*EXERCISE MATERIAL*:
----------------------------------------
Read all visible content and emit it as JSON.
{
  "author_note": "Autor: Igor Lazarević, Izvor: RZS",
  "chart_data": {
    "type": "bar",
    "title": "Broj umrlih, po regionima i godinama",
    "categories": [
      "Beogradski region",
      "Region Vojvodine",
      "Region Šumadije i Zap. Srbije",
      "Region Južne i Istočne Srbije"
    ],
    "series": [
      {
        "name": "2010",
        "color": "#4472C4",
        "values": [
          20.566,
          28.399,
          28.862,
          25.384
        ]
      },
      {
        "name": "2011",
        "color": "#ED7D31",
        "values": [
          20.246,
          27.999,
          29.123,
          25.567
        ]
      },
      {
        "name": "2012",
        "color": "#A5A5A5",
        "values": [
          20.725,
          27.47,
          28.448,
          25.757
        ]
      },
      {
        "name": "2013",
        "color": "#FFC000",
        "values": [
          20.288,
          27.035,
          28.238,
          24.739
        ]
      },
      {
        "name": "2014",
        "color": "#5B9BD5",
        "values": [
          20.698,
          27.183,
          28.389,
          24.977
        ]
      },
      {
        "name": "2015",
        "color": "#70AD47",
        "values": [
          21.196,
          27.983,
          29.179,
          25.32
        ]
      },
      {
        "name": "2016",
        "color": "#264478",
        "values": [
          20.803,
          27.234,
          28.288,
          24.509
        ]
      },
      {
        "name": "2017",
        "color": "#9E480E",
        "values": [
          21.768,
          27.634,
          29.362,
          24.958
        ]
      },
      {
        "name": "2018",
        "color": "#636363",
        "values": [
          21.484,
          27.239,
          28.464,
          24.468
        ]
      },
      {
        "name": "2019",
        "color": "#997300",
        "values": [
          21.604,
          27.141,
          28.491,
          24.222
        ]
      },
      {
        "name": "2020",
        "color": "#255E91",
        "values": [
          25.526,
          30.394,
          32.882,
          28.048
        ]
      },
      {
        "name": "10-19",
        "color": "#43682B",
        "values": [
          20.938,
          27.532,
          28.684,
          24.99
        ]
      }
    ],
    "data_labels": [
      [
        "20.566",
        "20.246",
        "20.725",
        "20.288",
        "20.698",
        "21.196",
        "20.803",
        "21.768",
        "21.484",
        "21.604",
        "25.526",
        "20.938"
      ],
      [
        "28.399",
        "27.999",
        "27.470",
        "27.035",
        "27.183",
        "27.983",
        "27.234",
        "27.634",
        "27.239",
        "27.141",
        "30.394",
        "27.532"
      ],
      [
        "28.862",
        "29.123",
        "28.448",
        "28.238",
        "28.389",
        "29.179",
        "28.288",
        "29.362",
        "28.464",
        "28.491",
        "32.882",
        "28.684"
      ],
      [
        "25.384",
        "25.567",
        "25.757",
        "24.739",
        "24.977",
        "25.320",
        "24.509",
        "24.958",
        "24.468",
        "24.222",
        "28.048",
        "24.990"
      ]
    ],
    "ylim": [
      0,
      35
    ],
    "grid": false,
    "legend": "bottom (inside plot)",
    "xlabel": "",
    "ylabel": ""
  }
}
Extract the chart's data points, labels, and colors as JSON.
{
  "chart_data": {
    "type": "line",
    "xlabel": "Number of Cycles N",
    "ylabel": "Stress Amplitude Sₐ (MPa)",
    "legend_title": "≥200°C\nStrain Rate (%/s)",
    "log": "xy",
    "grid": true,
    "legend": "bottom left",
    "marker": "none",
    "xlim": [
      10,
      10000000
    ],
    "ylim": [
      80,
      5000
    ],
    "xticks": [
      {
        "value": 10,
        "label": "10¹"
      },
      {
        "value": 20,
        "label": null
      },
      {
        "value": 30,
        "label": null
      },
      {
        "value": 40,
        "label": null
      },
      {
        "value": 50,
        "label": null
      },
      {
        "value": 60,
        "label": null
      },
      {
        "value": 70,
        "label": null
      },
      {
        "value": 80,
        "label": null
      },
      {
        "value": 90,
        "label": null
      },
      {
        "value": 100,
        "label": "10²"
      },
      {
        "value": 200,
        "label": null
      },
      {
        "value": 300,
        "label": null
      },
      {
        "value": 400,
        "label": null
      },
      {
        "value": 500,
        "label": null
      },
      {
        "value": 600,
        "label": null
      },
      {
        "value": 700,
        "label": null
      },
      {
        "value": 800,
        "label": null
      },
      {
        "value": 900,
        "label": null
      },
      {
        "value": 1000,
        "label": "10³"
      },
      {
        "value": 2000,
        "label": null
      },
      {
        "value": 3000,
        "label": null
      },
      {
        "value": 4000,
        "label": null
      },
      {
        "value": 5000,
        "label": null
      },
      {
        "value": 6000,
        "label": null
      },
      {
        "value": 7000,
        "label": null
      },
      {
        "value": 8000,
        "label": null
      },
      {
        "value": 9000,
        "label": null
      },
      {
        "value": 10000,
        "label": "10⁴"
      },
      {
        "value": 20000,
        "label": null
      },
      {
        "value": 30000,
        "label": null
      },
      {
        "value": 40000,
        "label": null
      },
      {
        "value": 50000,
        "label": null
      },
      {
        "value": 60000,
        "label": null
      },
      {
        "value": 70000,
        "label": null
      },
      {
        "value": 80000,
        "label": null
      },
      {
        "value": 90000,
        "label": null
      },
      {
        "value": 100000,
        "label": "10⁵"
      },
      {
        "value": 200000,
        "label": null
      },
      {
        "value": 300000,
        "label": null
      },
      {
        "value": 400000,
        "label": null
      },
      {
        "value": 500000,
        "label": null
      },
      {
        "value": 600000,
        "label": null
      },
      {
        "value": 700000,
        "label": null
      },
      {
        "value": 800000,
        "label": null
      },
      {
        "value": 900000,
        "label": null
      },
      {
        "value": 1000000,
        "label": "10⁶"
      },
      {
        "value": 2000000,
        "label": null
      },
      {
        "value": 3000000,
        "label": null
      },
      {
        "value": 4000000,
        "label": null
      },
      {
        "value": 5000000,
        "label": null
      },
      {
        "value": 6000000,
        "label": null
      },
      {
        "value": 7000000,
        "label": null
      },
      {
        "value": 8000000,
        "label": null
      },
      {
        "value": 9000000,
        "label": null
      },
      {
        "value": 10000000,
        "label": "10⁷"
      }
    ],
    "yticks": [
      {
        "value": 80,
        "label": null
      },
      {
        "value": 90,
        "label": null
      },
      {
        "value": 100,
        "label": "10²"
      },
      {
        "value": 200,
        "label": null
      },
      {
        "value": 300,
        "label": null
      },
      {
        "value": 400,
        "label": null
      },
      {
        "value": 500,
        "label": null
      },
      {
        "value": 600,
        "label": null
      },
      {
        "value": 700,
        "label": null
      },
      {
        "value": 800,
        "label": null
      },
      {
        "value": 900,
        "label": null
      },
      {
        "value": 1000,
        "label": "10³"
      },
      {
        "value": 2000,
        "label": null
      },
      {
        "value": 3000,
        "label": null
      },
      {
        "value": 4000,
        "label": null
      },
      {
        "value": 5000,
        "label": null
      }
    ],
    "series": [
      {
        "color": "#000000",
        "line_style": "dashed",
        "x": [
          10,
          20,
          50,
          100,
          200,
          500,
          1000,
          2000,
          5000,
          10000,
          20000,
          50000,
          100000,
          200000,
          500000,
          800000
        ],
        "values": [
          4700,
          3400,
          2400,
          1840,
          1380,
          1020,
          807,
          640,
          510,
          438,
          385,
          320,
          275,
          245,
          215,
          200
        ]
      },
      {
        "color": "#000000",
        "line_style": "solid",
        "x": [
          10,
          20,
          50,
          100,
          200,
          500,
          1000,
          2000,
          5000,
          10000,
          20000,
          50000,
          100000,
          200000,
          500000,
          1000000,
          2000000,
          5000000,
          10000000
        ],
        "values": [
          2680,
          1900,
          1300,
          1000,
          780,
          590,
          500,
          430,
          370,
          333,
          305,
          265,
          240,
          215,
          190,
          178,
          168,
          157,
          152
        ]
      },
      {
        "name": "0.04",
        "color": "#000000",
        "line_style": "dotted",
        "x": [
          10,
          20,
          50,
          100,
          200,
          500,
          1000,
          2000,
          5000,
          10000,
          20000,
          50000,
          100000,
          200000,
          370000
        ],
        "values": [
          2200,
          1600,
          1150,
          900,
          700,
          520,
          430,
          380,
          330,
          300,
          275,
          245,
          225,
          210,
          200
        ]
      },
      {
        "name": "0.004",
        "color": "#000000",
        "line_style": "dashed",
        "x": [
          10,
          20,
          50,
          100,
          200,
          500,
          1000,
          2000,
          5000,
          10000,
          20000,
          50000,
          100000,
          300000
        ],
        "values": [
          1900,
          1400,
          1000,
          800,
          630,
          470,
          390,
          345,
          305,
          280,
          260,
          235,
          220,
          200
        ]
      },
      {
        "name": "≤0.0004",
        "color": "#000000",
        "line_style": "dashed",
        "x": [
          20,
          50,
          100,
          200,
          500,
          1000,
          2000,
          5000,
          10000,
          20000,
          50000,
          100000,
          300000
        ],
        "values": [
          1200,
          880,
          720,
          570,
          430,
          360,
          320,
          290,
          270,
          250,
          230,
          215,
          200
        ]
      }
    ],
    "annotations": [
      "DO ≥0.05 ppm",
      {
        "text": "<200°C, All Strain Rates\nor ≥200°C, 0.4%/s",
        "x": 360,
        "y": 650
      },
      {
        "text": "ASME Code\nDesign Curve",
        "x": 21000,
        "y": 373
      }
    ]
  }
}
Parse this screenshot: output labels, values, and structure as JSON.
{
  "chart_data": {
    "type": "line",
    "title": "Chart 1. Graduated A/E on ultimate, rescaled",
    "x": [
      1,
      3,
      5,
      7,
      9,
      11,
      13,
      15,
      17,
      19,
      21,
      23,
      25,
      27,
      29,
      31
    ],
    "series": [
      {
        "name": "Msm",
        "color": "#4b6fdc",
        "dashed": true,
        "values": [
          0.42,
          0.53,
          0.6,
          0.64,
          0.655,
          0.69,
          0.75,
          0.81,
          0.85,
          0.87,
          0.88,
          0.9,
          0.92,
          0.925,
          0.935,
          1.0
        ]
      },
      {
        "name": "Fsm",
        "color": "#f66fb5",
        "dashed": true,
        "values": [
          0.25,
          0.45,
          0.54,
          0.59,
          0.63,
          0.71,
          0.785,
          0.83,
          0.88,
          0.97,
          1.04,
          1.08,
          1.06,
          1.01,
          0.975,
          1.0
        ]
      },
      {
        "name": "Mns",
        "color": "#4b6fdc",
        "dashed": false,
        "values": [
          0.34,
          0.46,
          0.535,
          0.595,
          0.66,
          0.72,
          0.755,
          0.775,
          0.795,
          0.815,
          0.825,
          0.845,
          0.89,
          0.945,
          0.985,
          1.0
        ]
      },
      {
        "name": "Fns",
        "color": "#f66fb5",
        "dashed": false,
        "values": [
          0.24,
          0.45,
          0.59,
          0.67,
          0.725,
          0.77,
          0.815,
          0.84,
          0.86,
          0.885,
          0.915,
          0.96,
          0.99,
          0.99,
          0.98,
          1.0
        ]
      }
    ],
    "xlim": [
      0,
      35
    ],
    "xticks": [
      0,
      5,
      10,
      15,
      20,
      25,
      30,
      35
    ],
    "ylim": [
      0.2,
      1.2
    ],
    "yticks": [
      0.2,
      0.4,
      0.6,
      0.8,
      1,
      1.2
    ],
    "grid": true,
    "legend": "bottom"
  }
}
----------------------------------------
*TASK DIRECTIONS*:
Reproduce every line from the entries that holds the word "JSON".

*RESULT FOR THIS TASK*:
Read all visible content and emit it as JSON.
Extract the chart's data points, labels, and colors as JSON.
Parse this screenshot: output labels, values, and structure as JSON.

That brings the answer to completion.